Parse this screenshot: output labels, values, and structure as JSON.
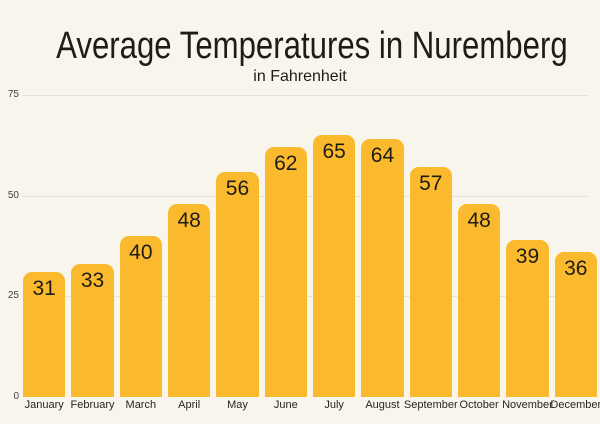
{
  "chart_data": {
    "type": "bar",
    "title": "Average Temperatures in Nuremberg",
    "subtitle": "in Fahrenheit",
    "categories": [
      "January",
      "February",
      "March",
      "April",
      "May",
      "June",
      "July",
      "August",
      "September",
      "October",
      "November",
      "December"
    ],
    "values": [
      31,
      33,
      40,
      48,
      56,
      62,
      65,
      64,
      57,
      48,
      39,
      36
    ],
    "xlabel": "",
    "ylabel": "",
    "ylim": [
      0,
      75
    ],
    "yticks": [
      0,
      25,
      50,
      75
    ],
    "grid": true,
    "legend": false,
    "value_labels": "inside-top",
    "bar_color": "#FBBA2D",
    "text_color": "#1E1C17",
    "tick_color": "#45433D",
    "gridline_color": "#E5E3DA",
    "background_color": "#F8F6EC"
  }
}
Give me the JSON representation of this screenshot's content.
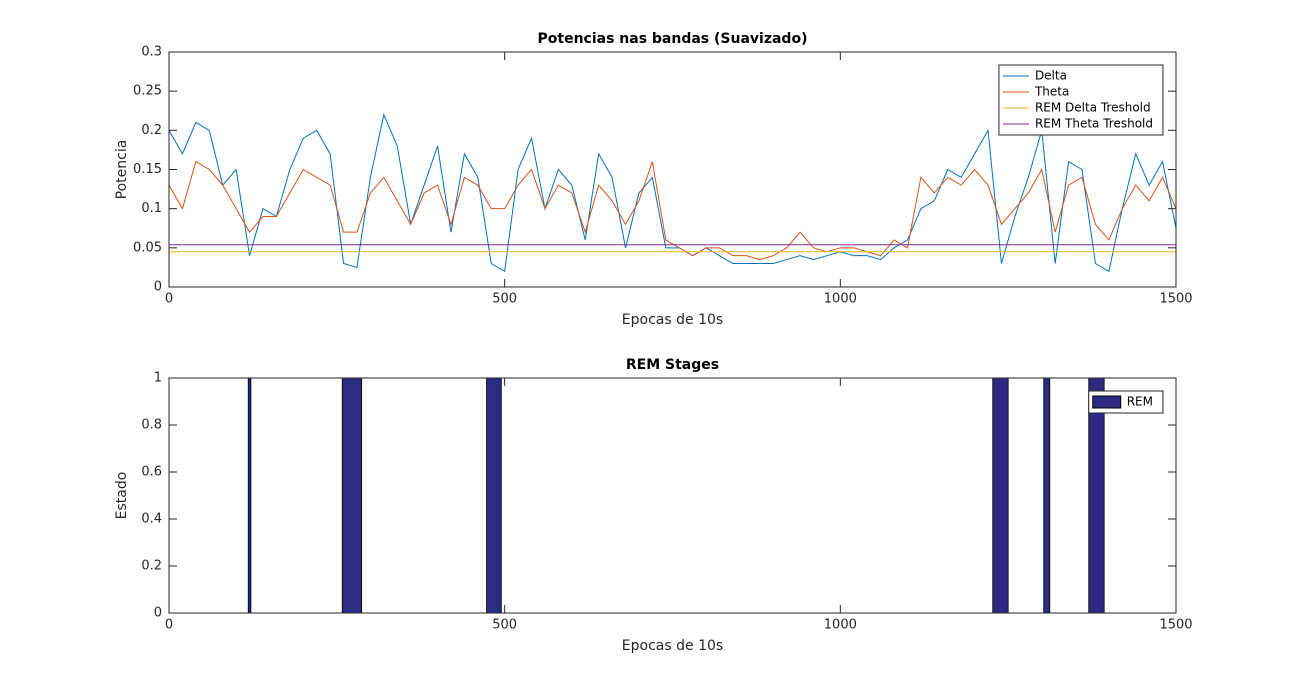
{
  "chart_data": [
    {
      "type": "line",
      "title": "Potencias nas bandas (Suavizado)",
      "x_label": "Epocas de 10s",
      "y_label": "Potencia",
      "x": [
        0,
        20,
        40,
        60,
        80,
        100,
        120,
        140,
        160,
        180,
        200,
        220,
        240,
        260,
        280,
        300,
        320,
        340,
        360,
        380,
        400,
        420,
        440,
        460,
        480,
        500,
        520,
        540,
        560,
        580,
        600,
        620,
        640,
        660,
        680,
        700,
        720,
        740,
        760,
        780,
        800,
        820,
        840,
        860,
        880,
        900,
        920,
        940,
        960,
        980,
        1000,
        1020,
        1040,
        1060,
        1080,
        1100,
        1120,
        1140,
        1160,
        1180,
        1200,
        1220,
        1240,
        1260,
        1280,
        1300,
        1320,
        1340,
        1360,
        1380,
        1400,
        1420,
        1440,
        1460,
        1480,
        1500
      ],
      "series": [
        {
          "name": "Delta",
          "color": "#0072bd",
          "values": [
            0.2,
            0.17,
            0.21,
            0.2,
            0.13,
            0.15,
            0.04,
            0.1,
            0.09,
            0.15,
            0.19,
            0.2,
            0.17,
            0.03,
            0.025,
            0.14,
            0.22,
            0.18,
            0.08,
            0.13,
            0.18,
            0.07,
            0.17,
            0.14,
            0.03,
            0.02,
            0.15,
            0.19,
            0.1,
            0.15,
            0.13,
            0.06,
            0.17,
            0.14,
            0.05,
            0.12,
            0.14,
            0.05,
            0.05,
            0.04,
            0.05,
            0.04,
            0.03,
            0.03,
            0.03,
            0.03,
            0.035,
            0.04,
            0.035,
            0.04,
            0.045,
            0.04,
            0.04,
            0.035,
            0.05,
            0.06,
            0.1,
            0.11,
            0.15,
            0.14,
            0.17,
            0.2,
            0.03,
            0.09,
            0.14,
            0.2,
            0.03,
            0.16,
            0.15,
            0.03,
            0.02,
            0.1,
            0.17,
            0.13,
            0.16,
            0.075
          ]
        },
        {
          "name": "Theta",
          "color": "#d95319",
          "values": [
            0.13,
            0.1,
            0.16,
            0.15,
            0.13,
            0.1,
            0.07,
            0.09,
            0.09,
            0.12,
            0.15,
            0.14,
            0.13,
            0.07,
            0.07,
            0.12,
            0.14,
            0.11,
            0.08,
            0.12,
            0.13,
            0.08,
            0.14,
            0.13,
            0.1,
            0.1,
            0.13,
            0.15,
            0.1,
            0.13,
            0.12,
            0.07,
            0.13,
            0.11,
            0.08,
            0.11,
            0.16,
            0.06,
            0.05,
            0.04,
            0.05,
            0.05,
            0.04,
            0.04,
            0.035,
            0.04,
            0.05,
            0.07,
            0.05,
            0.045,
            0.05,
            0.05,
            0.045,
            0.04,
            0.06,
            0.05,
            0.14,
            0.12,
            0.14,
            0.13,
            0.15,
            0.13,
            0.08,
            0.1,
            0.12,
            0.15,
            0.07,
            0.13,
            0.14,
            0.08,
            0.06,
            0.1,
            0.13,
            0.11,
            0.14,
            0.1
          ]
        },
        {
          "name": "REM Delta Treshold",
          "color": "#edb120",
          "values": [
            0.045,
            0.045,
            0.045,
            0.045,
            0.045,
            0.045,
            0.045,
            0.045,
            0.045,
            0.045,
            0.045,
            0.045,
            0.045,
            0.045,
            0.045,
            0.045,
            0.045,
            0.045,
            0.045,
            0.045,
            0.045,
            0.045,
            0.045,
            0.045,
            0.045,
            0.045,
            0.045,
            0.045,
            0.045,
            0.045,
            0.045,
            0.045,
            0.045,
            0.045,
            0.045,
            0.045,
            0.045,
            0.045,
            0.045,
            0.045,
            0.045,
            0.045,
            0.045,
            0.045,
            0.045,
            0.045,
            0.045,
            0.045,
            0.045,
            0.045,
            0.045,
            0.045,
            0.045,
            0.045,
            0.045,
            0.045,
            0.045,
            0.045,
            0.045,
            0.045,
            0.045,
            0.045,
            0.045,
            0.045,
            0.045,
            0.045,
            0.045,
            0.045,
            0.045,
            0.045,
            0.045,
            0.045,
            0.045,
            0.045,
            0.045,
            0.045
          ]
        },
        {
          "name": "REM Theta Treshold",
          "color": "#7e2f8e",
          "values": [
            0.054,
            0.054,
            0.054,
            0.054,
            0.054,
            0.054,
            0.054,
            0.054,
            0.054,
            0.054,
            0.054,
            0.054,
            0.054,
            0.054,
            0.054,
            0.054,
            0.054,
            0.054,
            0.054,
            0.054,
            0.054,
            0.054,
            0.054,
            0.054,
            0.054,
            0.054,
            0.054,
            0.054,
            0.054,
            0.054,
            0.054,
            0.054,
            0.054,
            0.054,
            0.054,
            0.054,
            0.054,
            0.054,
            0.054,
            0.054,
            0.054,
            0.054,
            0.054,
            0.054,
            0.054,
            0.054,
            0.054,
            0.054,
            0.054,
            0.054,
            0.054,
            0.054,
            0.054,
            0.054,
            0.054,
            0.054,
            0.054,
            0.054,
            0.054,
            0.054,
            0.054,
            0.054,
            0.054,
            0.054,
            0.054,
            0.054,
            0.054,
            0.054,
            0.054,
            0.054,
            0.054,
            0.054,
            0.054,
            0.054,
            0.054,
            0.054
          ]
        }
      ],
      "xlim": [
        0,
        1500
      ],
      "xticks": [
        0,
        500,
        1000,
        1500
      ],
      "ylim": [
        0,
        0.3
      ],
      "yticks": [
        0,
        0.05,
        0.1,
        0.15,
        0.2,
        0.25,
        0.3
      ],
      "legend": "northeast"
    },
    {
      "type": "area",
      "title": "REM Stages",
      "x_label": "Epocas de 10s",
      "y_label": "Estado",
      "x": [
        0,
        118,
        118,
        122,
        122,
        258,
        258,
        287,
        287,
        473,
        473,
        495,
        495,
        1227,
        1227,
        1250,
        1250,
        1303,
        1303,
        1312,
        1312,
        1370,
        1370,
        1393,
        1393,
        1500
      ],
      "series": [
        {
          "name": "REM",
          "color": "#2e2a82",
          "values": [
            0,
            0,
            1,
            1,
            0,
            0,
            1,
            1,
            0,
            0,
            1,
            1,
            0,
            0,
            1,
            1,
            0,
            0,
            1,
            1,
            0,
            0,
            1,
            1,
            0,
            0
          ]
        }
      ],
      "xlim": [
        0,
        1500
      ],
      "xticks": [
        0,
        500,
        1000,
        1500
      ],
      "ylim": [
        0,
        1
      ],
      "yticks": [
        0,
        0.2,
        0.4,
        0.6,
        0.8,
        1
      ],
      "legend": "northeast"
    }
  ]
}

------------------------

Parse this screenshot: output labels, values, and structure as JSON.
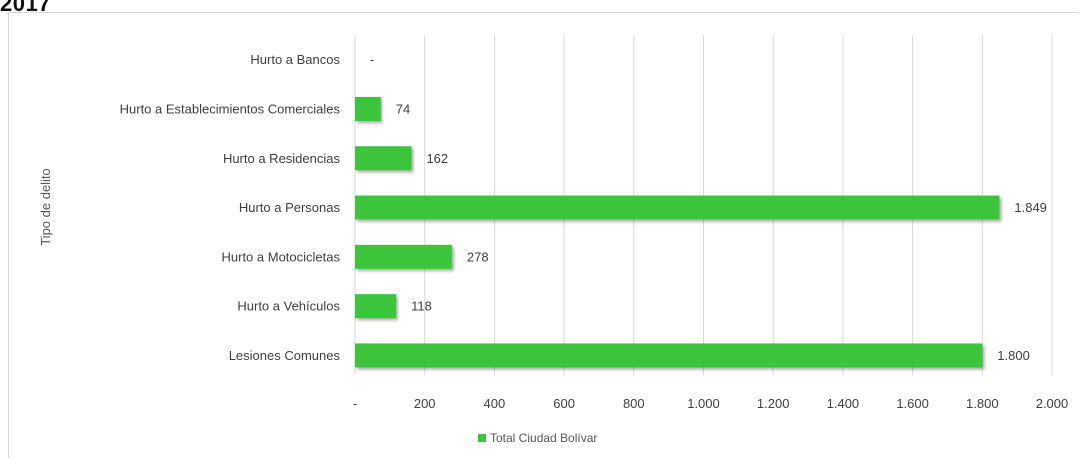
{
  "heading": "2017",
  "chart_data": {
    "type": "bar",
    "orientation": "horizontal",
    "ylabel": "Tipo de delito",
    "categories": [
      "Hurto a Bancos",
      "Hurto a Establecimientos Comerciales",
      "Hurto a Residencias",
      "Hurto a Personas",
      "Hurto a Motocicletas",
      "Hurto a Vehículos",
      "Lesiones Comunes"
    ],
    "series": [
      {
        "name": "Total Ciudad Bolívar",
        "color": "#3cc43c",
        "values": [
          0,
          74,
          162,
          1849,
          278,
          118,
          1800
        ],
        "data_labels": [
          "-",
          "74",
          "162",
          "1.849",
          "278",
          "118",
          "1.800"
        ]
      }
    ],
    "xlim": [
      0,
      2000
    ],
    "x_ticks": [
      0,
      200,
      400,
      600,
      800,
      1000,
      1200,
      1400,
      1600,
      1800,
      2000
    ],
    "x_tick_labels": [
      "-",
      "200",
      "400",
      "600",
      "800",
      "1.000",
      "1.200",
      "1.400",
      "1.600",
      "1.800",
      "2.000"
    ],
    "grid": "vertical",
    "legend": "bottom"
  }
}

------------------------

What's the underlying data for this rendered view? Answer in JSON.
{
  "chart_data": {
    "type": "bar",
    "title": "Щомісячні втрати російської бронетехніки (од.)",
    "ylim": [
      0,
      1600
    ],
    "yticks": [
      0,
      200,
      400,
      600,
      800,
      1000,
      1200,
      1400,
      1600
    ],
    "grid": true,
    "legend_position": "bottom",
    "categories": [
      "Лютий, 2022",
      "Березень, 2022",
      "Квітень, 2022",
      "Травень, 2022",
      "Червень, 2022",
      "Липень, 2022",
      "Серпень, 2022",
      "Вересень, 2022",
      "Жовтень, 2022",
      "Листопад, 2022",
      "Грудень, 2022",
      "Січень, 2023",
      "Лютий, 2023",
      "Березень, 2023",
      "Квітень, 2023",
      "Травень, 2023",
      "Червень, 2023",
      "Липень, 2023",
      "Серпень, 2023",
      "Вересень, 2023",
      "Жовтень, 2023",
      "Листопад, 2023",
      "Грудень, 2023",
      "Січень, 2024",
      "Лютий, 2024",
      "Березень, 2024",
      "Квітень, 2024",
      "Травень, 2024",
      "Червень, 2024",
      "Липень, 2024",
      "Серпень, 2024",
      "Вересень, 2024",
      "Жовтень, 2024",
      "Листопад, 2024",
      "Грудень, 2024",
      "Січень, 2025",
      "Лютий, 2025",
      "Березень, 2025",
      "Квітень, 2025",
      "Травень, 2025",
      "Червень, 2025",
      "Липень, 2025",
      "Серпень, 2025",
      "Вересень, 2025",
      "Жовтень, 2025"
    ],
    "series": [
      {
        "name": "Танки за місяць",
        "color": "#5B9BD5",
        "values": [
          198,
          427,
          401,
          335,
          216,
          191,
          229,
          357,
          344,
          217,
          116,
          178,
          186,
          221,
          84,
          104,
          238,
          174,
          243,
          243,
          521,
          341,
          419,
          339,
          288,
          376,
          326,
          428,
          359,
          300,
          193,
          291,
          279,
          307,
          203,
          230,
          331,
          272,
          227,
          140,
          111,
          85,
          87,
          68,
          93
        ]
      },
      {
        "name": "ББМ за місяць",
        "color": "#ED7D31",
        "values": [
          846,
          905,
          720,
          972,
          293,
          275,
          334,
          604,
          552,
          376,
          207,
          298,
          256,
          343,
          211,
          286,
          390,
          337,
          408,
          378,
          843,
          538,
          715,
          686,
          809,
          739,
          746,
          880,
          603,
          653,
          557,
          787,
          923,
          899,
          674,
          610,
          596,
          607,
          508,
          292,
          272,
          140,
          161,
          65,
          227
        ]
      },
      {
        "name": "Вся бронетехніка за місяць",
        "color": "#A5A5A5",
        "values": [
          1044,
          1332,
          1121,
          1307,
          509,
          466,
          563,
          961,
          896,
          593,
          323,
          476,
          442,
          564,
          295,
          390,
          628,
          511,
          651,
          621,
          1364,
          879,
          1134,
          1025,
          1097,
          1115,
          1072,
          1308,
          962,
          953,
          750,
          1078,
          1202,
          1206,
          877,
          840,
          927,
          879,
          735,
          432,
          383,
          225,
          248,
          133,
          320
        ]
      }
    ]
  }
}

------------------------

◆ **Goal**: State how many lines of the records above contain the word "this", and give only that number.

◆ **Written response**: 4